- [Exercise task]: Copy the material below line for line without any changes, leaving out the pictures.

■ ■ ■ ■

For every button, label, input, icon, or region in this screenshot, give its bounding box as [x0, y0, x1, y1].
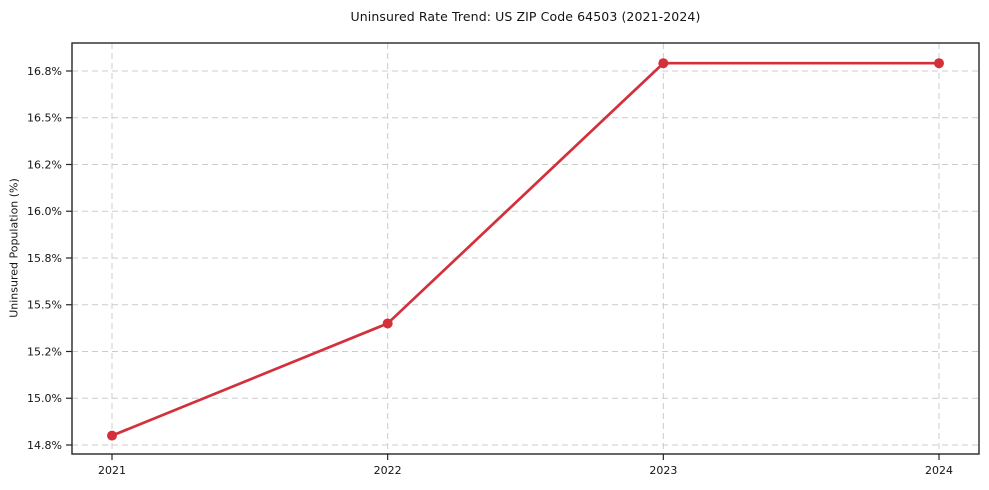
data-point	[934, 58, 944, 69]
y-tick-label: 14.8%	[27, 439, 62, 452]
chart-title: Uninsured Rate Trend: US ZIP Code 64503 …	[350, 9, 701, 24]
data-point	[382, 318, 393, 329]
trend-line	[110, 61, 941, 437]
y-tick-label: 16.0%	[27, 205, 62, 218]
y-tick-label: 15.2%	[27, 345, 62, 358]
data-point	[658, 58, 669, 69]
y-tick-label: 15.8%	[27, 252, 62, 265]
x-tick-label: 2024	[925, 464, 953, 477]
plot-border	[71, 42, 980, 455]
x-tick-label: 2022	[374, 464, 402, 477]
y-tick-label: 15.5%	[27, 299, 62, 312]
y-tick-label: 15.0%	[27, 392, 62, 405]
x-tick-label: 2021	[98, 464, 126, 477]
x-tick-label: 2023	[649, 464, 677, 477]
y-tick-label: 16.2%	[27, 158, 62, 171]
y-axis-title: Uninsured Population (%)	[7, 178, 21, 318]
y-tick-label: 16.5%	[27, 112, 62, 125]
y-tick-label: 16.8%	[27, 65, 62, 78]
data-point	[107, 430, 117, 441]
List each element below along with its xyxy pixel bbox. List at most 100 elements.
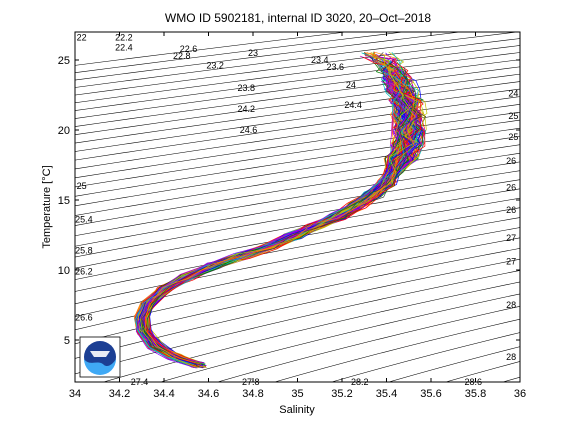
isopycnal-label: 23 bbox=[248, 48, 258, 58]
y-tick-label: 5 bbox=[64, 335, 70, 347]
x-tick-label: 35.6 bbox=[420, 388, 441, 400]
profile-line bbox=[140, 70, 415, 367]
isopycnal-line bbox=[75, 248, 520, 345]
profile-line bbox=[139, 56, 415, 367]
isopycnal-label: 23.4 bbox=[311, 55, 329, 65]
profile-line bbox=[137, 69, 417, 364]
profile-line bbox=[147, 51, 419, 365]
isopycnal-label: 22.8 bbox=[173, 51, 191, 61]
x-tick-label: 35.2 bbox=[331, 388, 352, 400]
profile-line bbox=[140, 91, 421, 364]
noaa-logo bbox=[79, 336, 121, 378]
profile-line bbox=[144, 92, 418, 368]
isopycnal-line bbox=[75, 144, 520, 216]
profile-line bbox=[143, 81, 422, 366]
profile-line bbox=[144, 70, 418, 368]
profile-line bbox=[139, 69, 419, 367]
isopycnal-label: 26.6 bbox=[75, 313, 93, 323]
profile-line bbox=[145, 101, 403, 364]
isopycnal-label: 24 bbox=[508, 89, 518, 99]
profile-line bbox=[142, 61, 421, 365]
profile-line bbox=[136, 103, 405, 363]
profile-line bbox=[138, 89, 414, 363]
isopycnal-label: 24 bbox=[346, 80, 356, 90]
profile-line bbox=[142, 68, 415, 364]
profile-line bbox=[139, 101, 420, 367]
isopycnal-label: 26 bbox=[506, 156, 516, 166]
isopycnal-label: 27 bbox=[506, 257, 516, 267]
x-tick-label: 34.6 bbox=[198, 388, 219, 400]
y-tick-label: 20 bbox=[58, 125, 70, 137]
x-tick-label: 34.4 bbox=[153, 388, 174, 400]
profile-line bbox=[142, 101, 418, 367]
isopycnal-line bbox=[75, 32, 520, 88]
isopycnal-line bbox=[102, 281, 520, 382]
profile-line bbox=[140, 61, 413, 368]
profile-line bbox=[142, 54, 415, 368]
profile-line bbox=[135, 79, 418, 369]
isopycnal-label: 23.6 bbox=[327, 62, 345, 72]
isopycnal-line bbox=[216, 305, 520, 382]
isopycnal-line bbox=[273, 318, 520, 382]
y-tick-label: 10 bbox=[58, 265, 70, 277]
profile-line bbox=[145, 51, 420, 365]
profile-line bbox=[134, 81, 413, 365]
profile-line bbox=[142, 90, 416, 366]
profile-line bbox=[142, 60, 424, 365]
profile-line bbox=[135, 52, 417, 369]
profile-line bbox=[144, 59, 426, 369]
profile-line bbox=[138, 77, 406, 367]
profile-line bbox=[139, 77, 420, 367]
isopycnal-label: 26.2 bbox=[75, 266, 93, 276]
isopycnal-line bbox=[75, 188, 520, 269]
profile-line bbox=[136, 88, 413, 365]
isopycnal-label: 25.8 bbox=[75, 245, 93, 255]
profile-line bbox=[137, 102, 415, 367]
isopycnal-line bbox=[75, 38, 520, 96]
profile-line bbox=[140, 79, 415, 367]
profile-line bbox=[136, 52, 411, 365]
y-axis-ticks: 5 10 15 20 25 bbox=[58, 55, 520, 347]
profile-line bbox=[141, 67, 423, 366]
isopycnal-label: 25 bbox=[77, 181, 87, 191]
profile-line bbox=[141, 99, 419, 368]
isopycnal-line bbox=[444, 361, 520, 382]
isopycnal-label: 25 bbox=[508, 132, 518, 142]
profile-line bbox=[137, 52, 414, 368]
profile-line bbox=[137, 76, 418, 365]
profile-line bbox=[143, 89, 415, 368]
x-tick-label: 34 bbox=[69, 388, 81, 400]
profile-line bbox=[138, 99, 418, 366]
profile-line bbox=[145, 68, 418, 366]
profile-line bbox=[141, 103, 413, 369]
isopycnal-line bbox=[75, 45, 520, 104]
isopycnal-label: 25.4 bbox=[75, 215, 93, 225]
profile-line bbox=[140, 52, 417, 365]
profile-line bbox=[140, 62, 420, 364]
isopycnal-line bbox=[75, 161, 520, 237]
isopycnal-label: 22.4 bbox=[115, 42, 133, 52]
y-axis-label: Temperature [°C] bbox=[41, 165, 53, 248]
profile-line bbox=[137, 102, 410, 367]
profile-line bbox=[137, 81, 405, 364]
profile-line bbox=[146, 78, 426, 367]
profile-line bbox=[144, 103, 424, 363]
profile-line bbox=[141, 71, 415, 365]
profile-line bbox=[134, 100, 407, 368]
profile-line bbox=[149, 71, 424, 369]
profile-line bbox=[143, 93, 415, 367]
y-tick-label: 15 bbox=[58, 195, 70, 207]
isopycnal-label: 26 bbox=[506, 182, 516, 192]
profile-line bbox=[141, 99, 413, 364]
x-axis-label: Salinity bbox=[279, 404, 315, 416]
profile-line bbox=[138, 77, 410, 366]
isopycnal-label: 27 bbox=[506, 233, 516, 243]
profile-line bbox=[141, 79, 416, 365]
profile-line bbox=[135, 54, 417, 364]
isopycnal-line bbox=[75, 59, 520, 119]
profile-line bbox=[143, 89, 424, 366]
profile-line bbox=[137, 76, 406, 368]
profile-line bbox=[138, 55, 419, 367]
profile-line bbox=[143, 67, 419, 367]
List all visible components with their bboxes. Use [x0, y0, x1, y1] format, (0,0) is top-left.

■ ■ ■ ■

- [Reply to the task]:
For every button, label, input, icon, or region in this screenshot, give its bounding box as [x0, y0, x1, y1].
data-point	[934, 58, 944, 69]
y-tick-label: 14.8%	[27, 439, 62, 452]
chart-title: Uninsured Rate Trend: US ZIP Code 64503 …	[350, 9, 701, 24]
data-point	[382, 318, 393, 329]
trend-line	[110, 61, 941, 437]
y-tick-label: 16.0%	[27, 205, 62, 218]
y-tick-label: 15.2%	[27, 345, 62, 358]
data-point	[658, 58, 669, 69]
y-tick-label: 15.8%	[27, 252, 62, 265]
x-tick-label: 2024	[925, 464, 953, 477]
plot-border	[71, 42, 980, 455]
x-tick-label: 2022	[374, 464, 402, 477]
y-tick-label: 15.5%	[27, 299, 62, 312]
y-tick-label: 15.0%	[27, 392, 62, 405]
x-tick-label: 2021	[98, 464, 126, 477]
x-tick-label: 2023	[649, 464, 677, 477]
y-tick-label: 16.2%	[27, 158, 62, 171]
y-axis-title: Uninsured Population (%)	[7, 178, 21, 318]
y-tick-label: 16.5%	[27, 112, 62, 125]
y-tick-label: 16.8%	[27, 65, 62, 78]
data-point	[107, 430, 117, 441]
List each element below along with its xyxy pixel bbox. List at most 100 elements.
isopycnal-label: 23 bbox=[248, 48, 258, 58]
y-tick-label: 5 bbox=[64, 335, 70, 347]
x-tick-label: 35.6 bbox=[420, 388, 441, 400]
profile-line bbox=[140, 70, 415, 367]
isopycnal-line bbox=[75, 248, 520, 345]
profile-line bbox=[139, 56, 415, 367]
isopycnal-label: 23.4 bbox=[311, 55, 329, 65]
profile-line bbox=[137, 69, 417, 364]
profile-line bbox=[147, 51, 419, 365]
isopycnal-label: 22.8 bbox=[173, 51, 191, 61]
x-tick-label: 35.2 bbox=[331, 388, 352, 400]
profile-line bbox=[140, 91, 421, 364]
noaa-logo bbox=[79, 336, 121, 378]
profile-line bbox=[144, 92, 418, 368]
isopycnal-line bbox=[75, 144, 520, 216]
profile-line bbox=[143, 81, 422, 366]
profile-line bbox=[144, 70, 418, 368]
profile-line bbox=[139, 69, 419, 367]
isopycnal-label: 26.6 bbox=[75, 313, 93, 323]
profile-line bbox=[145, 101, 403, 364]
isopycnal-label: 24 bbox=[508, 89, 518, 99]
profile-line bbox=[142, 61, 421, 365]
profile-line bbox=[136, 103, 405, 363]
profile-line bbox=[138, 89, 414, 363]
isopycnal-label: 24 bbox=[346, 80, 356, 90]
profile-line bbox=[142, 68, 415, 364]
profile-line bbox=[139, 101, 420, 367]
isopycnal-label: 26 bbox=[506, 156, 516, 166]
isopycnal-label: 27 bbox=[506, 257, 516, 267]
x-tick-label: 34.6 bbox=[198, 388, 219, 400]
y-tick-label: 20 bbox=[58, 125, 70, 137]
x-tick-label: 34.4 bbox=[153, 388, 174, 400]
profile-line bbox=[142, 101, 418, 367]
isopycnal-line bbox=[75, 32, 520, 88]
isopycnal-line bbox=[102, 281, 520, 382]
profile-line bbox=[140, 61, 413, 368]
profile-line bbox=[142, 54, 415, 368]
profile-line bbox=[135, 79, 418, 369]
isopycnal-label: 23.6 bbox=[327, 62, 345, 72]
isopycnal-line bbox=[216, 305, 520, 382]
isopycnal-line bbox=[273, 318, 520, 382]
y-tick-label: 10 bbox=[58, 265, 70, 277]
profile-line bbox=[145, 51, 420, 365]
profile-line bbox=[134, 81, 413, 365]
profile-line bbox=[142, 90, 416, 366]
profile-line bbox=[142, 60, 424, 365]
profile-line bbox=[135, 52, 417, 369]
profile-line bbox=[144, 59, 426, 369]
profile-line bbox=[138, 77, 406, 367]
profile-line bbox=[139, 77, 420, 367]
isopycnal-label: 26.2 bbox=[75, 266, 93, 276]
isopycnal-line bbox=[75, 188, 520, 269]
profile-line bbox=[136, 88, 413, 365]
isopycnal-label: 25.8 bbox=[75, 245, 93, 255]
profile-line bbox=[137, 102, 415, 367]
isopycnal-line bbox=[75, 38, 520, 96]
profile-line bbox=[140, 79, 415, 367]
profile-line bbox=[136, 52, 411, 365]
y-axis-ticks: 5 10 15 20 25 bbox=[58, 55, 520, 347]
profile-line bbox=[141, 67, 423, 366]
isopycnal-label: 25 bbox=[77, 181, 87, 191]
profile-line bbox=[141, 99, 419, 368]
isopycnal-line bbox=[444, 361, 520, 382]
isopycnal-label: 25 bbox=[508, 132, 518, 142]
profile-line bbox=[137, 52, 414, 368]
profile-line bbox=[137, 76, 418, 365]
profile-line bbox=[143, 89, 415, 368]
x-tick-label: 34 bbox=[69, 388, 81, 400]
profile-line bbox=[138, 99, 418, 366]
profile-line bbox=[145, 68, 418, 366]
profile-line bbox=[141, 103, 413, 369]
isopycnal-line bbox=[75, 45, 520, 104]
isopycnal-label: 25.4 bbox=[75, 215, 93, 225]
profile-line bbox=[140, 52, 417, 365]
profile-line bbox=[140, 62, 420, 364]
isopycnal-line bbox=[75, 161, 520, 237]
isopycnal-label: 22.4 bbox=[115, 42, 133, 52]
y-axis-label: Temperature [°C] bbox=[41, 165, 53, 248]
profile-line bbox=[137, 102, 410, 367]
profile-line bbox=[137, 81, 405, 364]
profile-line bbox=[146, 78, 426, 367]
profile-line bbox=[144, 103, 424, 363]
profile-line bbox=[141, 71, 415, 365]
profile-line bbox=[134, 100, 407, 368]
profile-line bbox=[149, 71, 424, 369]
profile-line bbox=[143, 93, 415, 367]
y-tick-label: 15 bbox=[58, 195, 70, 207]
isopycnal-label: 26 bbox=[506, 182, 516, 192]
profile-line bbox=[141, 99, 413, 364]
x-axis-label: Salinity bbox=[279, 404, 315, 416]
profile-line bbox=[138, 77, 410, 366]
isopycnal-label: 27 bbox=[506, 233, 516, 243]
profile-line bbox=[141, 79, 416, 365]
profile-line bbox=[135, 54, 417, 364]
isopycnal-line bbox=[75, 59, 520, 119]
profile-line bbox=[143, 89, 424, 366]
profile-line bbox=[137, 76, 406, 368]
profile-line bbox=[138, 55, 419, 367]
profile-line bbox=[143, 67, 419, 367]
List all visible components with their bboxes. Use [x0, y0, x1, y1] format, (0,0) is top-left.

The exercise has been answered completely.